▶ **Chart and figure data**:
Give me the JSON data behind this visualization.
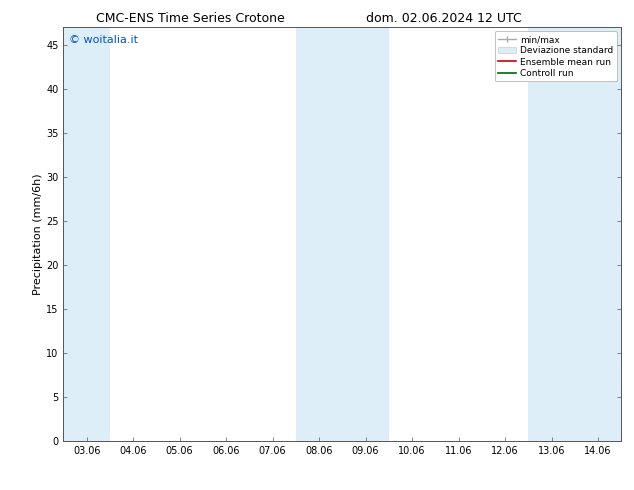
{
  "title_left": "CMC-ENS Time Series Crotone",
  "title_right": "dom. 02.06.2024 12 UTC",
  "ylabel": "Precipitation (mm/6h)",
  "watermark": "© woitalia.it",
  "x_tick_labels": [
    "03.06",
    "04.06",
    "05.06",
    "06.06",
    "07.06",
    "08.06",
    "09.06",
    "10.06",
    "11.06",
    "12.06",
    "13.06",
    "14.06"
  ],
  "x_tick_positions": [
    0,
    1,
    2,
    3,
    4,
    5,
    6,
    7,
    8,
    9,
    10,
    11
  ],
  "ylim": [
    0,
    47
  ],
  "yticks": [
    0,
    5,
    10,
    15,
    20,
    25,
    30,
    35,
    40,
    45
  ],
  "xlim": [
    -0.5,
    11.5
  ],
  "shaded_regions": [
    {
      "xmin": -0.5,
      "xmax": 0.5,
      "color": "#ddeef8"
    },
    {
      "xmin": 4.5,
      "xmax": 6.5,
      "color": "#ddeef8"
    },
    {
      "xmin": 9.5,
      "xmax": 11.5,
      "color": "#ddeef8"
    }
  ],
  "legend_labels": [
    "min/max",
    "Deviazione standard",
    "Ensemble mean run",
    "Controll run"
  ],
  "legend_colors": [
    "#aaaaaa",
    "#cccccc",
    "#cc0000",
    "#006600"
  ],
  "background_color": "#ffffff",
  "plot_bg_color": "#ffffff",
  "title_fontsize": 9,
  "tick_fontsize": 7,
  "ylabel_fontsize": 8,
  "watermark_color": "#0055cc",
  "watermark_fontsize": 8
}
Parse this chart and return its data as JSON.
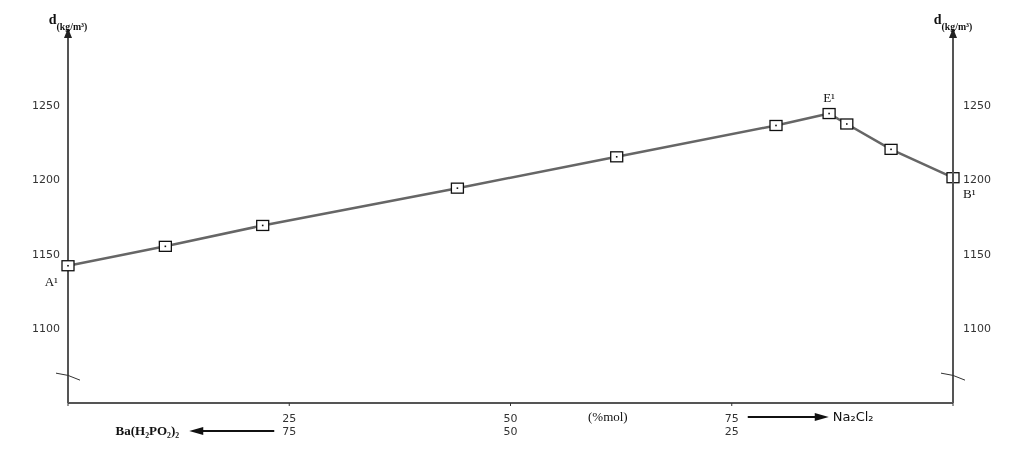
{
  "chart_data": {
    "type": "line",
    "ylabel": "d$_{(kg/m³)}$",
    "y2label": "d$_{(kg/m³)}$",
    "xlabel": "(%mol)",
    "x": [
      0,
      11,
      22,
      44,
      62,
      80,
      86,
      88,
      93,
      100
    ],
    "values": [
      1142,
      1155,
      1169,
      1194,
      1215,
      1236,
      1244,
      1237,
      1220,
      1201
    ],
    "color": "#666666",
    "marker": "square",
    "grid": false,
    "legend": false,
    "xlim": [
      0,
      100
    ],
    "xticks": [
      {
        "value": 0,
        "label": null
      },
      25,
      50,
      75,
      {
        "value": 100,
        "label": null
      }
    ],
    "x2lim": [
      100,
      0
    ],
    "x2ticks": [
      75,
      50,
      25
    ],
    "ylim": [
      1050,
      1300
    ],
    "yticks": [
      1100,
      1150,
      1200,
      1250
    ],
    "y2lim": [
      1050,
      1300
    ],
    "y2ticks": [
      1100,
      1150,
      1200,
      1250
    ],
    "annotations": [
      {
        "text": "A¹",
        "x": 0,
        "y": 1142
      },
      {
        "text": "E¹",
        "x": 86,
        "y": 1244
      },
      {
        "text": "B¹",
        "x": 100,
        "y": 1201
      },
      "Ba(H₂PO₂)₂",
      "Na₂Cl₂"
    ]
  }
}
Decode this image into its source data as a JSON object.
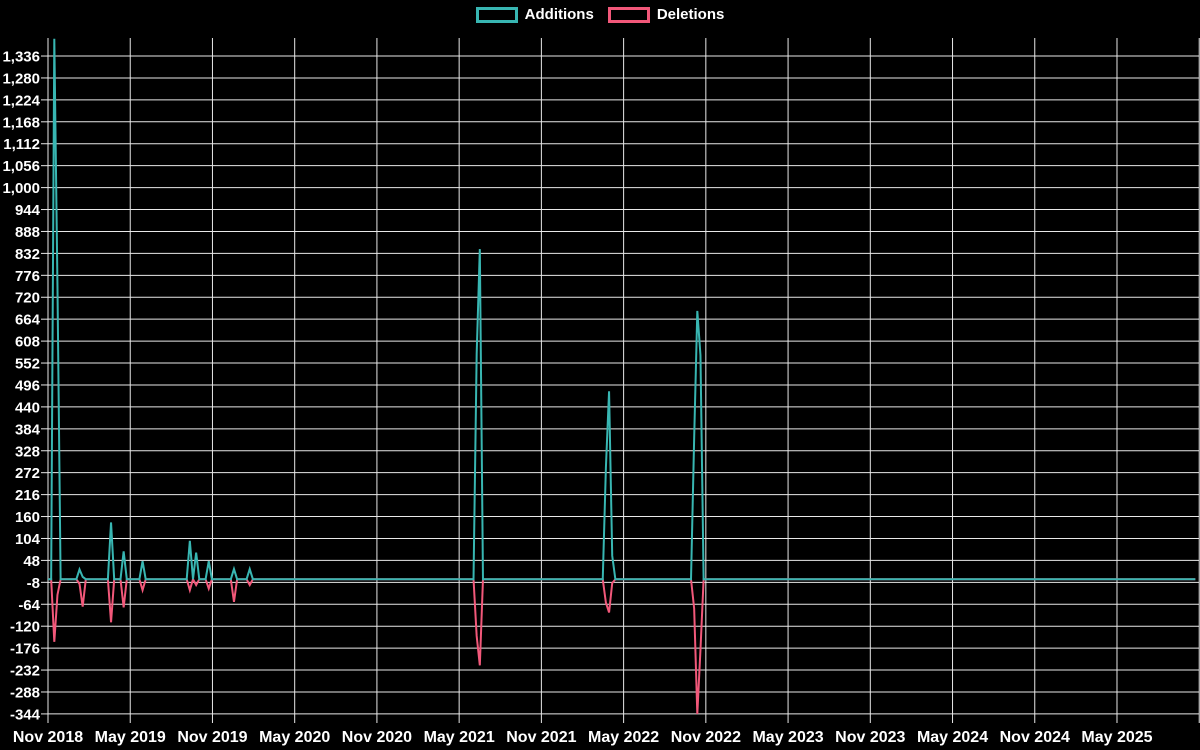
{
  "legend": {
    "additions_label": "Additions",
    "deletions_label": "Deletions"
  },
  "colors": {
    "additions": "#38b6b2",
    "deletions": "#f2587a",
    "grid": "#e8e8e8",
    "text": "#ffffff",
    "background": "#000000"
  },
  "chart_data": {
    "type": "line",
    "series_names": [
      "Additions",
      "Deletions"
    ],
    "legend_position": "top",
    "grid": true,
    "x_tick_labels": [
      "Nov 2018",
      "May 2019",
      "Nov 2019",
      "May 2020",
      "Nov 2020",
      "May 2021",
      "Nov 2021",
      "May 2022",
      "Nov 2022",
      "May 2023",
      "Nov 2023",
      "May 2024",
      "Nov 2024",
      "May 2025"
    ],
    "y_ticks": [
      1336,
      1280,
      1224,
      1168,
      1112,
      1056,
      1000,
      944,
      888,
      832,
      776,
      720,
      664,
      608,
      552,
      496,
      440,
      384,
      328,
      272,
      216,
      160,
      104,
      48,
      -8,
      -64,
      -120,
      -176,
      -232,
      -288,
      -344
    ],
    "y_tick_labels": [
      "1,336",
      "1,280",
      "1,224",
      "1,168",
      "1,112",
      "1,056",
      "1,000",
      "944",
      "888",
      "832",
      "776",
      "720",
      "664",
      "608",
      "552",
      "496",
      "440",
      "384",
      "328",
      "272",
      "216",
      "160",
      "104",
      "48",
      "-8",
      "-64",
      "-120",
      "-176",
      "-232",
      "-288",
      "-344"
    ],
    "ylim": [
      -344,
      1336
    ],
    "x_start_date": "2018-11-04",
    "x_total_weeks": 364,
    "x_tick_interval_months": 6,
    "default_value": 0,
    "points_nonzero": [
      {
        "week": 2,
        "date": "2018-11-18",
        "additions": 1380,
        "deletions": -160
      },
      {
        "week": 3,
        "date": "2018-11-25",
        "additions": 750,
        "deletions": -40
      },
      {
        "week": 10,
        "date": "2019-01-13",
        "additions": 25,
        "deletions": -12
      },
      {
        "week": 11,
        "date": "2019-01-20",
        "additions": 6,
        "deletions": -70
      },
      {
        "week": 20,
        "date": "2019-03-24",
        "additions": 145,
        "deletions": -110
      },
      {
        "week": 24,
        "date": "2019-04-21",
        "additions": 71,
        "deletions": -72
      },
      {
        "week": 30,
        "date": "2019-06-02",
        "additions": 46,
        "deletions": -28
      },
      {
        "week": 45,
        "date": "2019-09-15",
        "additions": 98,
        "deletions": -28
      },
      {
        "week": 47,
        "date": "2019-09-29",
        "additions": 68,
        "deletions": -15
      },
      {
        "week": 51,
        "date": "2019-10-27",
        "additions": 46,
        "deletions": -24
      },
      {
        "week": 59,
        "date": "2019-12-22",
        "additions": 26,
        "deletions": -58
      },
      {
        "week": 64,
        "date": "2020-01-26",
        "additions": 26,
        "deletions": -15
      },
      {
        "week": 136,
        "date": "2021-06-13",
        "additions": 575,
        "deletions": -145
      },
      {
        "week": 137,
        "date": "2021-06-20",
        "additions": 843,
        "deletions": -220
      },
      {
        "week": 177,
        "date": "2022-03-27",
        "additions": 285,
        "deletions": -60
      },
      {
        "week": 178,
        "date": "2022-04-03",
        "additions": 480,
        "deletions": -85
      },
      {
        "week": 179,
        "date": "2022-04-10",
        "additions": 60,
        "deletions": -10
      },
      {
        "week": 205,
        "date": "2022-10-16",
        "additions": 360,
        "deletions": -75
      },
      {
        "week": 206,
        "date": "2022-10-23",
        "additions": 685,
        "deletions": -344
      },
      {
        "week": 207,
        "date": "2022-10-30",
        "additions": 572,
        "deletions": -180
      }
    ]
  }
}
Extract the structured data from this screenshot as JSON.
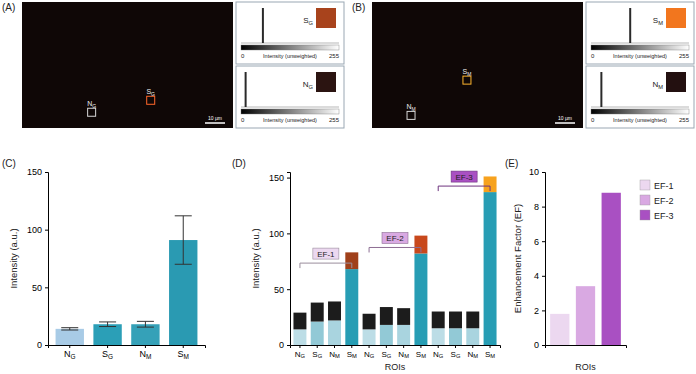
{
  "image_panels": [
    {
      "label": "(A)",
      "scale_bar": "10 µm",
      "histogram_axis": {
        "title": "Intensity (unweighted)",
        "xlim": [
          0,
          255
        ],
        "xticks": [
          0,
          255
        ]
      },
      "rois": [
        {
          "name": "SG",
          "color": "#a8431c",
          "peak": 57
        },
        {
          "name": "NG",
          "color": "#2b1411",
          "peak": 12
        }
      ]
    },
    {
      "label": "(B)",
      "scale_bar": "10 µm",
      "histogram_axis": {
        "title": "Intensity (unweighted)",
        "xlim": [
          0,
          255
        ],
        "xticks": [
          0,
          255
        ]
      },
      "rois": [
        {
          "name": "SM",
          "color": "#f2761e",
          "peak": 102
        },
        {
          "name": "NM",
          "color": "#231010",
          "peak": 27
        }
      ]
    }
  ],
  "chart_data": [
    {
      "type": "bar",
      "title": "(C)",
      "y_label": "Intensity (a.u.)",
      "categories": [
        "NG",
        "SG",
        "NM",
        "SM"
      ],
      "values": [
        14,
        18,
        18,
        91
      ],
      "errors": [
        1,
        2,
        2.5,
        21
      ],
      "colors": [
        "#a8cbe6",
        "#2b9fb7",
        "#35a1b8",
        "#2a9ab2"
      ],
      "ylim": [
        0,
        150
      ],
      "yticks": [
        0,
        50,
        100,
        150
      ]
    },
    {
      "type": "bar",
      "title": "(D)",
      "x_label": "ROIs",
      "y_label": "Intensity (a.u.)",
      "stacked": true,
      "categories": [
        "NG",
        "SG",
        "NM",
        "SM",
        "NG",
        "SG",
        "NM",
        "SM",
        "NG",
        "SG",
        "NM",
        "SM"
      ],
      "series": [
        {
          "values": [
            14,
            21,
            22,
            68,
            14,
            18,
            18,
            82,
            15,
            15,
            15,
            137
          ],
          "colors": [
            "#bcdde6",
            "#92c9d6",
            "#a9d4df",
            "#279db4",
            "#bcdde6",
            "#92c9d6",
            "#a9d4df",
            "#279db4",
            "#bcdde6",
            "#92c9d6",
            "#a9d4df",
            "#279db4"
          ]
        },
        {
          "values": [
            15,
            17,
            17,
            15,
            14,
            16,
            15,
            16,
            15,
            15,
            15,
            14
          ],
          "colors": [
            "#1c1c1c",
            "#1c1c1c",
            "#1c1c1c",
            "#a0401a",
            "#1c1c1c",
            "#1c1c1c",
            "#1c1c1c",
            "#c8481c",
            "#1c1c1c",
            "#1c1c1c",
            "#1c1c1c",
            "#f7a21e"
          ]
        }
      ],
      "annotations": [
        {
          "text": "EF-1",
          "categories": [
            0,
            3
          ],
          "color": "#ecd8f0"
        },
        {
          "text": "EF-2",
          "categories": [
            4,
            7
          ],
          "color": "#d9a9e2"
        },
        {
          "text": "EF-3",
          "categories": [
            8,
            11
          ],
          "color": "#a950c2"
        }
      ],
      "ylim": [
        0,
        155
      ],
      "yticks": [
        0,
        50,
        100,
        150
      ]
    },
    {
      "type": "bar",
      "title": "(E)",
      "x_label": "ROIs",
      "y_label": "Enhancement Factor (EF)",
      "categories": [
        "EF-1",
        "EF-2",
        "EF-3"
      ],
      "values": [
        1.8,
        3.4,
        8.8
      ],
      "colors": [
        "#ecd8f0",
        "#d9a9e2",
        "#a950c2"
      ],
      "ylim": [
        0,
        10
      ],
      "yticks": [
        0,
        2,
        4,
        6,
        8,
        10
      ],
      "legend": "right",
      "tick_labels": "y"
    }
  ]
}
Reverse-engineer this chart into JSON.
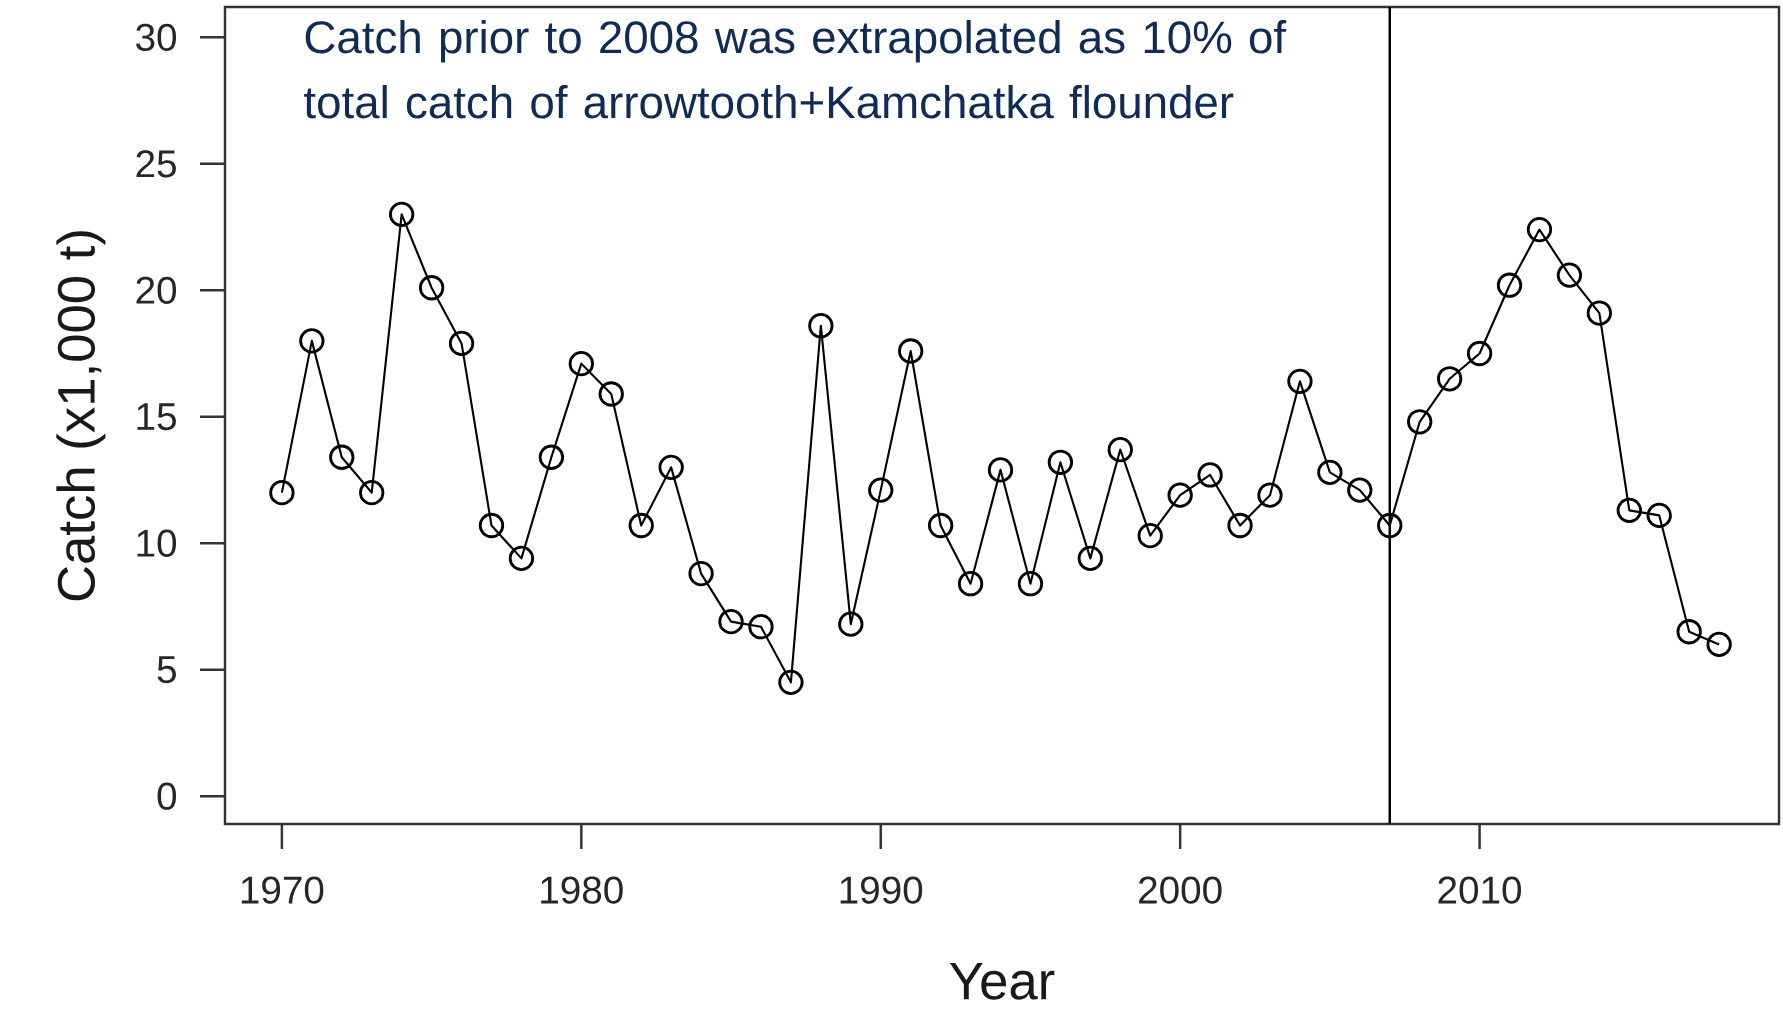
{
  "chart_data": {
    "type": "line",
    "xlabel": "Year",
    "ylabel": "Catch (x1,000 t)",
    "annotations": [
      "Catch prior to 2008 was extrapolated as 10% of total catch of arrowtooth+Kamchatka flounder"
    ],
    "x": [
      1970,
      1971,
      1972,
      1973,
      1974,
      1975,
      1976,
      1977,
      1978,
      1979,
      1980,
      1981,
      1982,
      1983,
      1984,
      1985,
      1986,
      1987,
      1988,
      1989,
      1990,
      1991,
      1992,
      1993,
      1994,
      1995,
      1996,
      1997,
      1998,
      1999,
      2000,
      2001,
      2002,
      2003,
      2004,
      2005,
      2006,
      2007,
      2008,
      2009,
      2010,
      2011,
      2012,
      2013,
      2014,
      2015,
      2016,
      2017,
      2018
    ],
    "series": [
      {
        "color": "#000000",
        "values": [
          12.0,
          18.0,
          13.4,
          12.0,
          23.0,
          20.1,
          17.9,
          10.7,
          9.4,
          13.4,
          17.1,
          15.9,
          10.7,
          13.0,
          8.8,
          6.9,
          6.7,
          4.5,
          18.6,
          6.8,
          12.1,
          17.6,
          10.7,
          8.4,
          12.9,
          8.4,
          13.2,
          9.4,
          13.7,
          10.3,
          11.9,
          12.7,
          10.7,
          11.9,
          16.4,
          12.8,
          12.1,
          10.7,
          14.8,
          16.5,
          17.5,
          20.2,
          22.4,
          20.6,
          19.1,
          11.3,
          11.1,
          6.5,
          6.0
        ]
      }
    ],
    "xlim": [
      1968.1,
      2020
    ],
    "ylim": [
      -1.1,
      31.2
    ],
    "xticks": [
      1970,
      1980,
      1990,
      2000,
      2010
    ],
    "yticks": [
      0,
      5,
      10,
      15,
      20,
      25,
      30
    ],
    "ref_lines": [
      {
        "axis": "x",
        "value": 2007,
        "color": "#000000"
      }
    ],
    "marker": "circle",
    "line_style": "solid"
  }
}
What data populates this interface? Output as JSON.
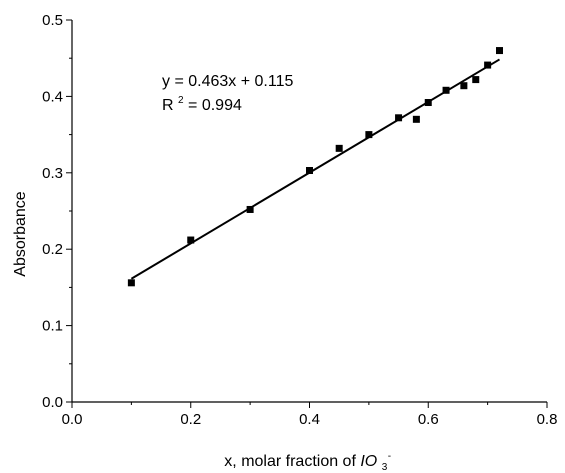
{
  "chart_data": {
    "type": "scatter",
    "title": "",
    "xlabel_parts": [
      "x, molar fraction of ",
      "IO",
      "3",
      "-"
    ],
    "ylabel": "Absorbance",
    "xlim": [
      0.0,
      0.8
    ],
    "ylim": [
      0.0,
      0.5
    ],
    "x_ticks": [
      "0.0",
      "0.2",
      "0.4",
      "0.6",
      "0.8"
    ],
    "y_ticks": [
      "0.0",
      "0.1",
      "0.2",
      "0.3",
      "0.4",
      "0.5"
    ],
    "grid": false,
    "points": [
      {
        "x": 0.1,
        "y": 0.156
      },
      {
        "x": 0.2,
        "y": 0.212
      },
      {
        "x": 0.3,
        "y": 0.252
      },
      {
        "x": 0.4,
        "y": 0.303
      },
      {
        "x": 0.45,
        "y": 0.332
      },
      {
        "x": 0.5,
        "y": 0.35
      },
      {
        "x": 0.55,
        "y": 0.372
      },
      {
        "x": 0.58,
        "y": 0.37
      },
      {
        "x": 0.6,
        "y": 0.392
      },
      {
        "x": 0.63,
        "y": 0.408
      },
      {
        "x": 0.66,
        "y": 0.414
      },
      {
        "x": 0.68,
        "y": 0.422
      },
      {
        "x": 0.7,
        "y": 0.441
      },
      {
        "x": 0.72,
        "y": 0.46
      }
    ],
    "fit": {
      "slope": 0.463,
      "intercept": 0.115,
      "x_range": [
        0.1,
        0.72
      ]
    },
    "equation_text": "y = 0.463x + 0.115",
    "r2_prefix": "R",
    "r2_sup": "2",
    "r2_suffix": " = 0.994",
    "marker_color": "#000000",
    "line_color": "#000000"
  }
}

▶ **Aim**:
In the lines above, locate the string "into". Copy every line where it occurs.

▶ **Response**:
Decode this image into its source data as a JSON object.
Reverse-engineer this chart into JSON.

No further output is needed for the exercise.